- [WHAT THIS TASK INVOLVES]: Output each line exactly as it appears, skipping any embedded picture.

**** SUPPLIED RECORDS ****

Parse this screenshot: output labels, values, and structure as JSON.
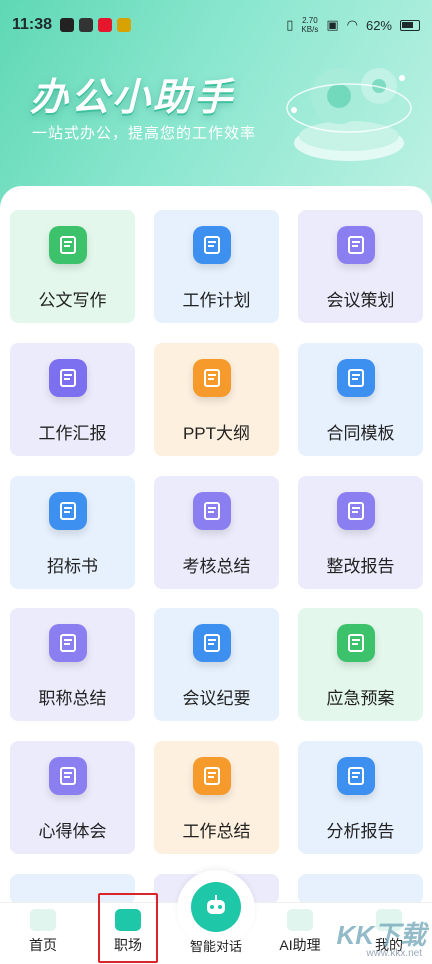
{
  "status_bar": {
    "time": "11:38",
    "speed_top": "2.70",
    "speed_bottom": "KB/s",
    "battery": "62%"
  },
  "header": {
    "title": "办公小助手",
    "subtitle": "一站式办公，提高您的工作效率"
  },
  "grid": [
    {
      "label": "公文写作",
      "icon": "document-list-icon",
      "bg": "#e3f7ec",
      "icon_color": "#3cc26a"
    },
    {
      "label": "工作计划",
      "icon": "clock-clipboard-icon",
      "bg": "#e6f1fd",
      "icon_color": "#3d8ff0"
    },
    {
      "label": "会议策划",
      "icon": "meeting-icon",
      "bg": "#ecebfb",
      "icon_color": "#8b7ef0"
    },
    {
      "label": "工作汇报",
      "icon": "trend-chart-icon",
      "bg": "#ecebfb",
      "icon_color": "#7c6ff0"
    },
    {
      "label": "PPT大纲",
      "icon": "ppt-icon",
      "bg": "#fdf0df",
      "icon_color": "#f59a2b"
    },
    {
      "label": "合同模板",
      "icon": "contract-star-icon",
      "bg": "#e6f1fd",
      "icon_color": "#3d8ff0"
    },
    {
      "label": "招标书",
      "icon": "bid-icon",
      "bg": "#e6f1fd",
      "icon_color": "#3d8ff0"
    },
    {
      "label": "考核总结",
      "icon": "edit-doc-icon",
      "bg": "#ecebfb",
      "icon_color": "#8b7ef0"
    },
    {
      "label": "整改报告",
      "icon": "tools-icon",
      "bg": "#ecebfb",
      "icon_color": "#8b7ef0"
    },
    {
      "label": "职称总结",
      "icon": "id-card-icon",
      "bg": "#ecebfb",
      "icon_color": "#8b7ef0"
    },
    {
      "label": "会议纪要",
      "icon": "minutes-icon",
      "bg": "#e6f1fd",
      "icon_color": "#3d8ff0"
    },
    {
      "label": "应急预案",
      "icon": "warning-doc-icon",
      "bg": "#e3f7ec",
      "icon_color": "#3cc26a"
    },
    {
      "label": "心得体会",
      "icon": "heart-card-icon",
      "bg": "#ecebfb",
      "icon_color": "#8b7ef0"
    },
    {
      "label": "工作总结",
      "icon": "checklist-icon",
      "bg": "#fdf0df",
      "icon_color": "#f59a2b"
    },
    {
      "label": "分析报告",
      "icon": "analysis-chart-icon",
      "bg": "#e6f1fd",
      "icon_color": "#3d8ff0"
    }
  ],
  "nav": {
    "home": "首页",
    "workplace": "职场",
    "chat": "智能对话",
    "ai_assistant": "AI助理",
    "mine": "我的"
  },
  "watermark": {
    "text": "KK下载",
    "url": "www.kkx.net"
  }
}
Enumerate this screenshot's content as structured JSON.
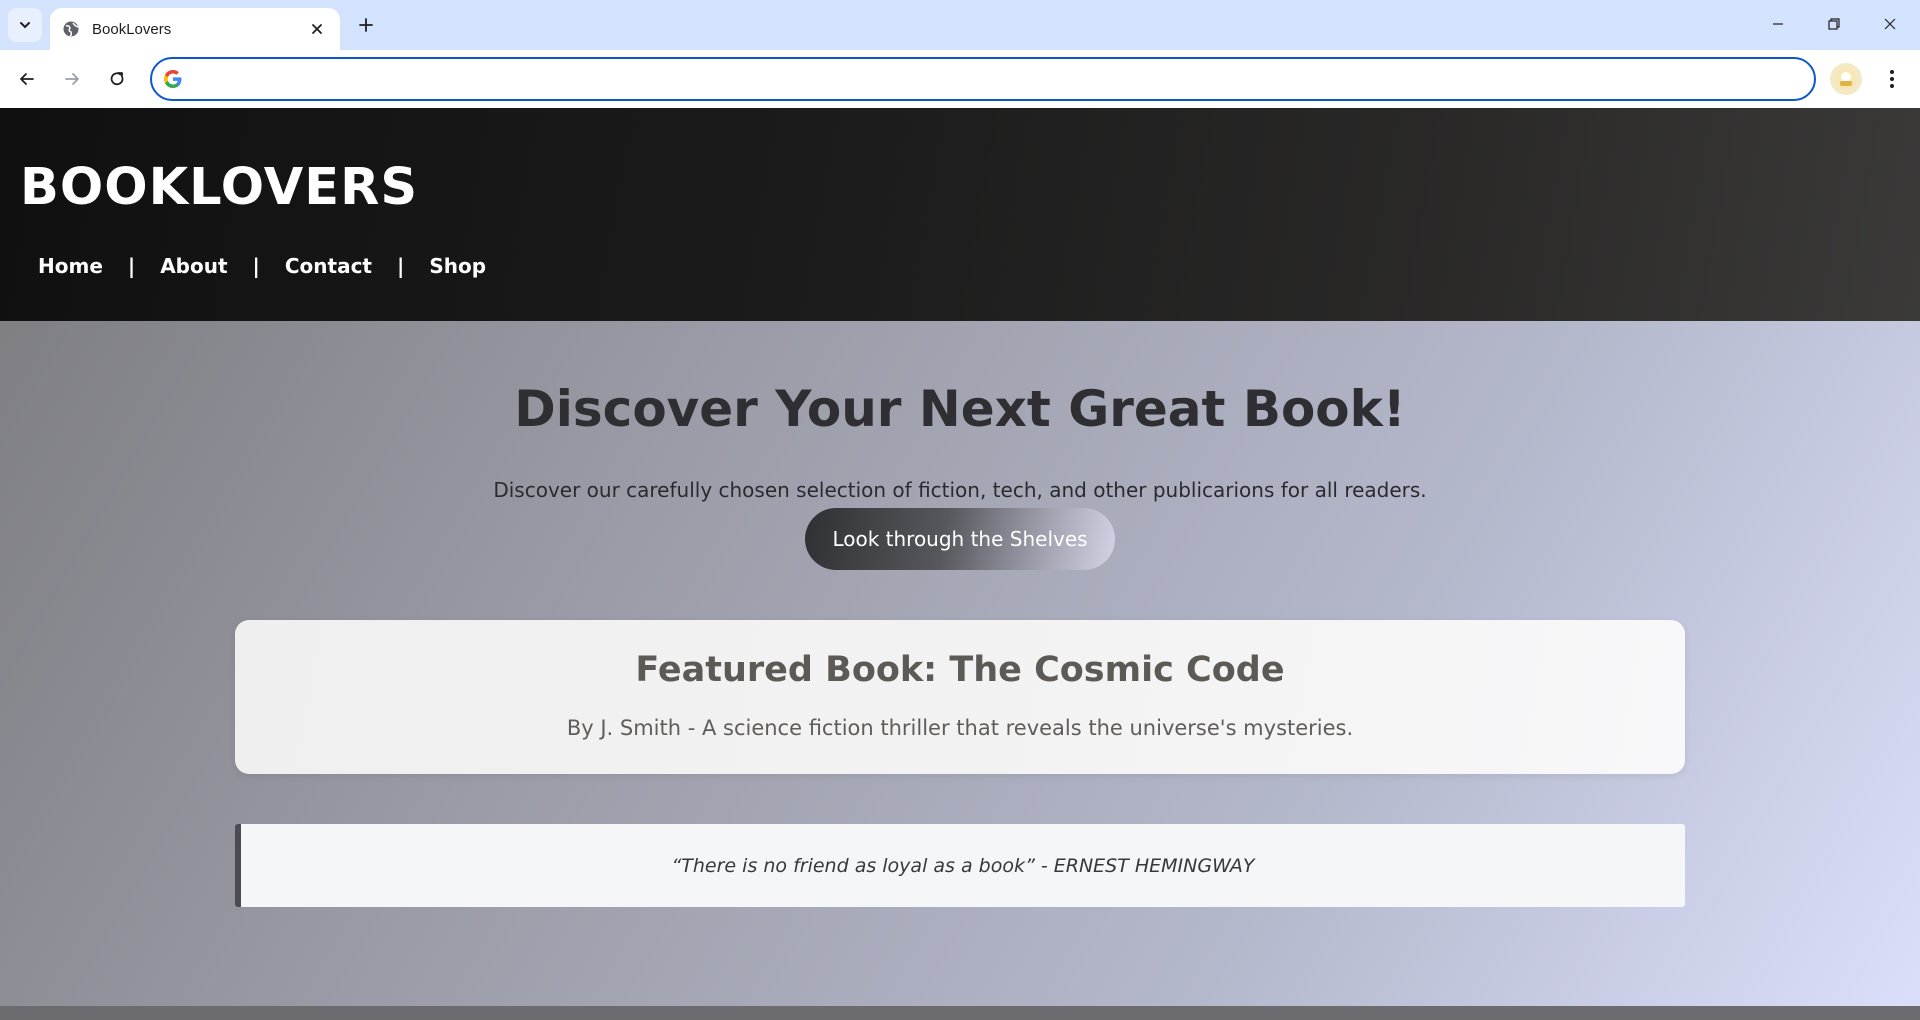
{
  "browser": {
    "tab_title": "BookLovers",
    "omnibox_value": "",
    "omnibox_placeholder": ""
  },
  "site": {
    "logo": "BOOKLOVERS",
    "nav": [
      {
        "label": "Home"
      },
      {
        "label": "About"
      },
      {
        "label": "Contact"
      },
      {
        "label": "Shop"
      }
    ],
    "nav_separator": "|"
  },
  "hero": {
    "title": "Discover Your Next Great Book!",
    "subtitle": "Discover our carefully chosen selection of fiction, tech, and other publicarions for all readers.",
    "cta_label": "Look through the Shelves"
  },
  "featured": {
    "title": "Featured Book: The Cosmic Code",
    "description": "By J. Smith - A science fiction thriller that reveals the universe's mysteries."
  },
  "quote": {
    "text": "“There is no friend as loyal as a book” - ERNEST HEMINGWAY"
  },
  "colors": {
    "omnibox_focus": "#0b57d0",
    "tabbar_bg": "#d3e3fd",
    "header_dark": "#101010",
    "hero_text": "#2f2f33"
  },
  "icons": {
    "tab_list": "chevron-down-icon",
    "favicon": "globe-icon",
    "tab_close": "close-icon",
    "new_tab": "plus-icon",
    "back": "arrow-left-icon",
    "forward": "arrow-right-icon",
    "reload": "reload-icon",
    "search_engine": "google-icon",
    "profile": "avatar-icon",
    "menu": "kebab-menu-icon"
  }
}
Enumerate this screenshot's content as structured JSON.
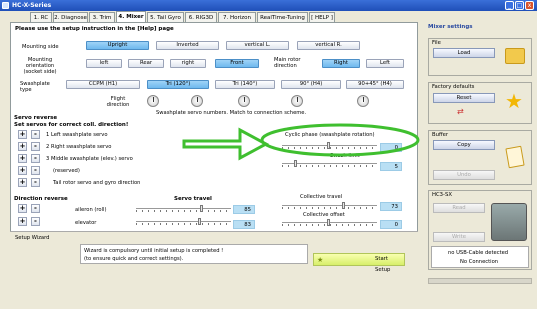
{
  "window": {
    "title": "HC-X-Series",
    "min": "_",
    "max": "□",
    "close": "x"
  },
  "tabs": [
    "1. RC",
    "2. Diagnose",
    "3. Trim",
    "4. Mixer",
    "5. Tail Gyro",
    "6. RIG3D",
    "7. Horizon",
    "RealTime-Tuning",
    "[ HELP ]"
  ],
  "hint": "Please use the setup instruction in the [Help] page",
  "mounting": {
    "label": "Mounting side",
    "options": [
      "Upright",
      "Inverted",
      "vertical L.",
      "vertical R."
    ]
  },
  "orientation": {
    "label": "Mounting orientation (socket side)",
    "options": [
      "left",
      "Rear",
      "right",
      "Front"
    ]
  },
  "rotor_dir": {
    "label": "Main rotor direction",
    "options": [
      "Right",
      "Left"
    ]
  },
  "swashplate": {
    "label": "Swashplate type",
    "options": [
      "CCPM (H1)",
      "Tri (120°)",
      "Tri (140°)",
      "90° (H4)",
      "90+45° (H4)"
    ]
  },
  "flight_direction": "Flight direction",
  "servo_hint": "Swashplate servo numbers. Match to connection scheme.",
  "servo_reverse": {
    "title": "Servo reverse",
    "subtitle": "Set servos for correct coll. direction!",
    "items": [
      "1  Left swashplate servo",
      "2  Right swashplate servo",
      "3  Middle swashplate (elev.) servo",
      "(reserved)",
      "Tail rotor servo and gyro direction"
    ]
  },
  "cyclic_phase": {
    "label": "Cyclic phase (swashplate rotation)",
    "value": "0"
  },
  "swash_limit": {
    "label": "Swash limit",
    "value": "5"
  },
  "direction_reverse": {
    "title": "Direction reverse",
    "aileron": "aileron (roll)",
    "elevator": "elevator"
  },
  "servo_travel": {
    "title": "Servo travel",
    "aileron_value": "85",
    "elevator_value": "83"
  },
  "collective_travel": {
    "label": "Collective travel",
    "value": "73"
  },
  "collective_offset": {
    "label": "Collective offset",
    "value": "0"
  },
  "wizard": {
    "title": "Setup Wizard",
    "line1": "Wizard is compulsory until initial setup is completed !",
    "line2": "(to ensure quick and correct settings).",
    "start": "Start Setup"
  },
  "sidebar": {
    "title": "Mixer settings",
    "file": "File",
    "load": "Load",
    "factory": "Factory defaults",
    "reset": "Reset",
    "buffer": "Buffer",
    "copy": "Copy",
    "undo": "Undo",
    "device": "HC3-SX",
    "read": "Read",
    "write": "Write",
    "usb": "no USB-Cable detected",
    "conn": "No Connection"
  },
  "colors": {
    "accent": "#6fb9ee",
    "value_bg": "#b9dff4",
    "annotation": "#3fbf2f"
  }
}
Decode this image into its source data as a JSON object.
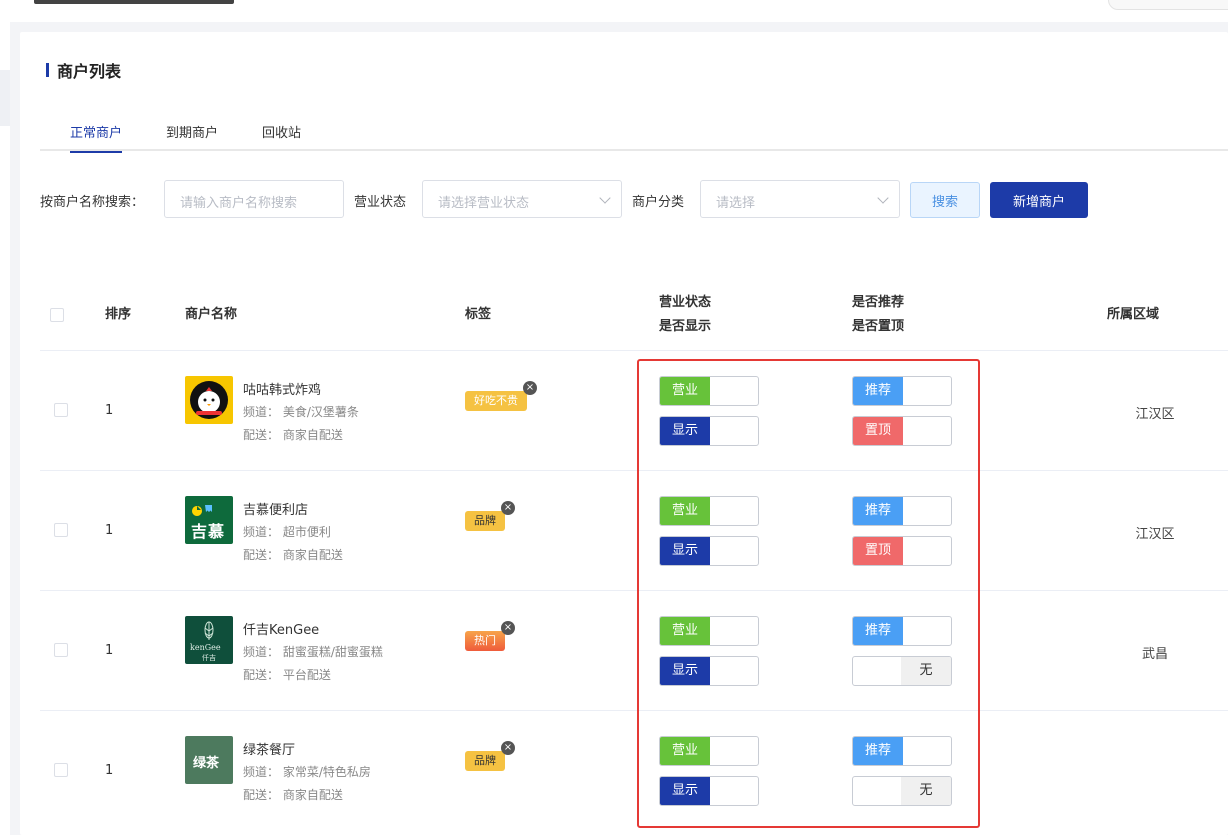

****

- [RESPONSE FOR THIS EXERCISE]:
Parse this screenshot: output labels, values, and structure as JSON.
{
  "status_bar": {
    "time": "11:38",
    "speed_top": "2.70",
    "speed_bottom": "KB/s",
    "battery": "62%"
  },
  "header": {
    "title": "办公小助手",
    "subtitle": "一站式办公，提高您的工作效率"
  },
  "grid": [
    {
      "label": "公文写作",
      "icon": "document-list-icon",
      "bg": "#e3f7ec",
      "icon_color": "#3cc26a"
    },
    {
      "label": "工作计划",
      "icon": "clock-clipboard-icon",
      "bg": "#e6f1fd",
      "icon_color": "#3d8ff0"
    },
    {
      "label": "会议策划",
      "icon": "meeting-icon",
      "bg": "#ecebfb",
      "icon_color": "#8b7ef0"
    },
    {
      "label": "工作汇报",
      "icon": "trend-chart-icon",
      "bg": "#ecebfb",
      "icon_color": "#7c6ff0"
    },
    {
      "label": "PPT大纲",
      "icon": "ppt-icon",
      "bg": "#fdf0df",
      "icon_color": "#f59a2b"
    },
    {
      "label": "合同模板",
      "icon": "contract-star-icon",
      "bg": "#e6f1fd",
      "icon_color": "#3d8ff0"
    },
    {
      "label": "招标书",
      "icon": "bid-icon",
      "bg": "#e6f1fd",
      "icon_color": "#3d8ff0"
    },
    {
      "label": "考核总结",
      "icon": "edit-doc-icon",
      "bg": "#ecebfb",
      "icon_color": "#8b7ef0"
    },
    {
      "label": "整改报告",
      "icon": "tools-icon",
      "bg": "#ecebfb",
      "icon_color": "#8b7ef0"
    },
    {
      "label": "职称总结",
      "icon": "id-card-icon",
      "bg": "#ecebfb",
      "icon_color": "#8b7ef0"
    },
    {
      "label": "会议纪要",
      "icon": "minutes-icon",
      "bg": "#e6f1fd",
      "icon_color": "#3d8ff0"
    },
    {
      "label": "应急预案",
      "icon": "warning-doc-icon",
      "bg": "#e3f7ec",
      "icon_color": "#3cc26a"
    },
    {
      "label": "心得体会",
      "icon": "heart-card-icon",
      "bg": "#ecebfb",
      "icon_color": "#8b7ef0"
    },
    {
      "label": "工作总结",
      "icon": "checklist-icon",
      "bg": "#fdf0df",
      "icon_color": "#f59a2b"
    },
    {
      "label": "分析报告",
      "icon": "analysis-chart-icon",
      "bg": "#e6f1fd",
      "icon_color": "#3d8ff0"
    }
  ],
  "nav": {
    "home": "首页",
    "workplace": "职场",
    "chat": "智能对话",
    "ai_assistant": "AI助理",
    "mine": "我的"
  },
  "watermark": {
    "text": "KK下载",
    "url": "www.kkx.net"
  }
}
Enumerate this screenshot's content as structured JSON.
{
  "browser": {
    "tab_title": "BookLovers",
    "omnibox_value": "",
    "omnibox_placeholder": ""
  },
  "site": {
    "logo": "BOOKLOVERS",
    "nav": [
      {
        "label": "Home"
      },
      {
        "label": "About"
      },
      {
        "label": "Contact"
      },
      {
        "label": "Shop"
      }
    ],
    "nav_separator": "|"
  },
  "hero": {
    "title": "Discover Your Next Great Book!",
    "subtitle": "Discover our carefully chosen selection of fiction, tech, and other publicarions for all readers.",
    "cta_label": "Look through the Shelves"
  },
  "featured": {
    "title": "Featured Book: The Cosmic Code",
    "description": "By J. Smith - A science fiction thriller that reveals the universe's mysteries."
  },
  "quote": {
    "text": "“There is no friend as loyal as a book” - ERNEST HEMINGWAY"
  },
  "colors": {
    "omnibox_focus": "#0b57d0",
    "tabbar_bg": "#d3e3fd",
    "header_dark": "#101010",
    "hero_text": "#2f2f33"
  },
  "icons": {
    "tab_list": "chevron-down-icon",
    "favicon": "globe-icon",
    "tab_close": "close-icon",
    "new_tab": "plus-icon",
    "back": "arrow-left-icon",
    "forward": "arrow-right-icon",
    "reload": "reload-icon",
    "search_engine": "google-icon",
    "profile": "avatar-icon",
    "menu": "kebab-menu-icon"
  }
}
Enumerate this screenshot's content as structured JSON.
{
  "window": {
    "title": "HC-X-Series",
    "min": "_",
    "max": "□",
    "close": "x"
  },
  "tabs": [
    "1. RC",
    "2. Diagnose",
    "3. Trim",
    "4. Mixer",
    "5. Tail Gyro",
    "6. RIG3D",
    "7. Horizon",
    "RealTime-Tuning",
    "[ HELP ]"
  ],
  "hint": "Please use the setup instruction in the [Help] page",
  "mounting": {
    "label": "Mounting side",
    "options": [
      "Upright",
      "Inverted",
      "vertical L.",
      "vertical R."
    ]
  },
  "orientation": {
    "label": "Mounting orientation (socket side)",
    "options": [
      "left",
      "Rear",
      "right",
      "Front"
    ]
  },
  "rotor_dir": {
    "label": "Main rotor direction",
    "options": [
      "Right",
      "Left"
    ]
  },
  "swashplate": {
    "label": "Swashplate type",
    "options": [
      "CCPM (H1)",
      "Tri (120°)",
      "Tri (140°)",
      "90° (H4)",
      "90+45° (H4)"
    ]
  },
  "flight_direction": "Flight direction",
  "servo_hint": "Swashplate servo numbers. Match to connection scheme.",
  "servo_reverse": {
    "title": "Servo reverse",
    "subtitle": "Set servos for correct coll. direction!",
    "items": [
      "1  Left swashplate servo",
      "2  Right swashplate servo",
      "3  Middle swashplate (elev.) servo",
      "(reserved)",
      "Tail rotor servo and gyro direction"
    ]
  },
  "cyclic_phase": {
    "label": "Cyclic phase (swashplate rotation)",
    "value": "0"
  },
  "swash_limit": {
    "label": "Swash limit",
    "value": "5"
  },
  "direction_reverse": {
    "title": "Direction reverse",
    "aileron": "aileron (roll)",
    "elevator": "elevator"
  },
  "servo_travel": {
    "title": "Servo travel",
    "aileron_value": "85",
    "elevator_value": "83"
  },
  "collective_travel": {
    "label": "Collective travel",
    "value": "73"
  },
  "collective_offset": {
    "label": "Collective offset",
    "value": "0"
  },
  "wizard": {
    "title": "Setup Wizard",
    "line1": "Wizard is compulsory until initial setup is completed !",
    "line2": "(to ensure quick and correct settings).",
    "start": "Start Setup"
  },
  "sidebar": {
    "title": "Mixer settings",
    "file": "File",
    "load": "Load",
    "factory": "Factory defaults",
    "reset": "Reset",
    "buffer": "Buffer",
    "copy": "Copy",
    "undo": "Undo",
    "device": "HC3-SX",
    "read": "Read",
    "write": "Write",
    "usb": "no USB-Cable detected",
    "conn": "No Connection"
  },
  "colors": {
    "accent": "#6fb9ee",
    "value_bg": "#b9dff4",
    "annotation": "#3fbf2f"
  }
}
Decode this image into its source data as a JSON object.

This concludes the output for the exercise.